# PROBLEM
Return each line of the listing below, unchanged, and omit the images.
___
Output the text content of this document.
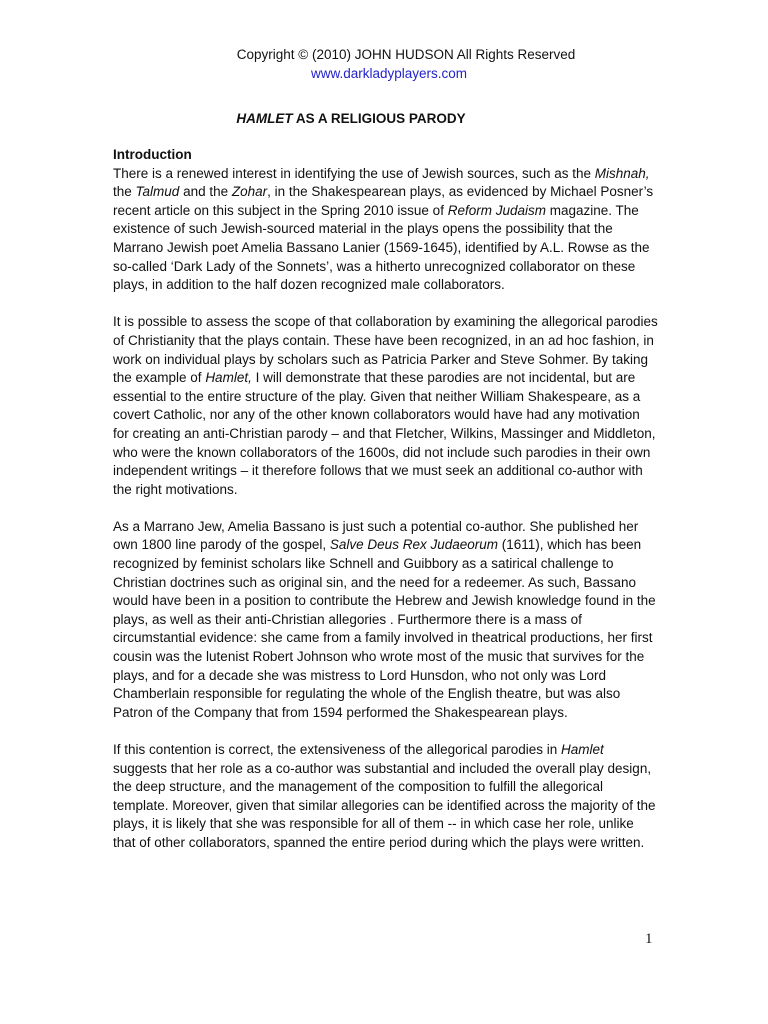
Copyright © (2010) JOHN HUDSON All Rights Reserved
www.darkladyplayers.com
HAMLET AS A RELIGIOUS PARODY

Introduction

There is a renewed interest in identifying the use of Jewish sources, such as the Mishnah, the Talmud and the Zohar, in the Shakespearean plays, as evidenced by Michael Posner’s recent article on this subject in the Spring 2010 issue of Reform Judaism magazine. The existence of such Jewish-sourced material in the plays opens the possibility that the Marrano Jewish poet Amelia Bassano Lanier (1569-1645), identified by A.L. Rowse as the so-called ‘Dark Lady of the Sonnets’, was a hitherto unrecognized collaborator on these plays, in addition to the half dozen recognized male collaborators.

It is possible to assess the scope of that collaboration by examining the allegorical parodies of Christianity that the plays contain. These have been recognized, in an ad hoc fashion, in work on individual plays by scholars such as Patricia Parker and Steve Sohmer. By taking the example of Hamlet, I will demonstrate that these parodies are not incidental, but are essential to the entire structure of the play. Given that neither William Shakespeare, as a covert Catholic, nor any of the other known collaborators would have had any motivation for creating an anti-Christian parody – and that Fletcher, Wilkins, Massinger and Middleton, who were the known collaborators of the 1600s, did not include such parodies in their own independent writings – it therefore follows that we must seek an additional co-author with the right motivations.

As a Marrano Jew, Amelia Bassano is just such a potential co-author. She published her own 1800 line parody of the gospel, Salve Deus Rex Judaeorum (1611), which has been recognized by feminist scholars like Schnell and Guibbory as a satirical challenge to Christian doctrines such as original sin, and the need for a redeemer. As such, Bassano would have been in a position to contribute the Hebrew and Jewish knowledge found in the plays, as well as their anti-Christian allegories . Furthermore there is a mass of circumstantial evidence: she came from a family involved in theatrical productions, her first cousin was the lutenist Robert Johnson who wrote most of the music that survives for the plays, and for a decade she was mistress to Lord Hunsdon, who not only was Lord Chamberlain responsible for regulating the whole of the English theatre, but was also Patron of the Company that from 1594 performed the Shakespearean plays.

If this contention is correct, the extensiveness of the allegorical parodies in Hamlet suggests that her role as a co-author was substantial and included the overall play design, the deep structure, and the management of the composition to fulfill the allegorical template. Moreover, given that similar allegories can be identified across the majority of the plays, it is likely that she was responsible for all of them -- in which case her role, unlike that of other collaborators, spanned the entire period during which the plays were written.

1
___
# RESPONSE TO THIS TASK
Output the text content of this document.
Copyright © (2010) JOHN HUDSON All Rights Reserved
www.darkladyplayers.com
HAMLET AS A RELIGIOUS PARODY

Introduction

There is a renewed interest in identifying the use of Jewish sources, such as the Mishnah, the Talmud and the Zohar, in the Shakespearean plays, as evidenced by Michael Posner’s recent article on this subject in the Spring 2010 issue of Reform Judaism magazine. The existence of such Jewish-sourced material in the plays opens the possibility that the Marrano Jewish poet Amelia Bassano Lanier (1569-1645), identified by A.L. Rowse as the so-called ‘Dark Lady of the Sonnets’, was a hitherto unrecognized collaborator on these plays, in addition to the half dozen recognized male collaborators.

It is possible to assess the scope of that collaboration by examining the allegorical parodies of Christianity that the plays contain. These have been recognized, in an ad hoc fashion, in work on individual plays by scholars such as Patricia Parker and Steve Sohmer. By taking the example of Hamlet, I will demonstrate that these parodies are not incidental, but are essential to the entire structure of the play. Given that neither William Shakespeare, as a covert Catholic, nor any of the other known collaborators would have had any motivation for creating an anti-Christian parody – and that Fletcher, Wilkins, Massinger and Middleton, who were the known collaborators of the 1600s, did not include such parodies in their own independent writings – it therefore follows that we must seek an additional co-author with the right motivations.

As a Marrano Jew, Amelia Bassano is just such a potential co-author. She published her own 1800 line parody of the gospel, Salve Deus Rex Judaeorum (1611), which has been recognized by feminist scholars like Schnell and Guibbory as a satirical challenge to Christian doctrines such as original sin, and the need for a redeemer. As such, Bassano would have been in a position to contribute the Hebrew and Jewish knowledge found in the plays, as well as their anti-Christian allegories . Furthermore there is a mass of circumstantial evidence: she came from a family involved in theatrical productions, her first cousin was the lutenist Robert Johnson who wrote most of the music that survives for the plays, and for a decade she was mistress to Lord Hunsdon, who not only was Lord Chamberlain responsible for regulating the whole of the English theatre, but was also Patron of the Company that from 1594 performed the Shakespearean plays.

If this contention is correct, the extensiveness of the allegorical parodies in Hamlet suggests that her role as a co-author was substantial and included the overall play design, the deep structure, and the management of the composition to fulfill the allegorical template. Moreover, given that similar allegories can be identified across the majority of the plays, it is likely that she was responsible for all of them -- in which case her role, unlike that of other collaborators, spanned the entire period during which the plays were written.

1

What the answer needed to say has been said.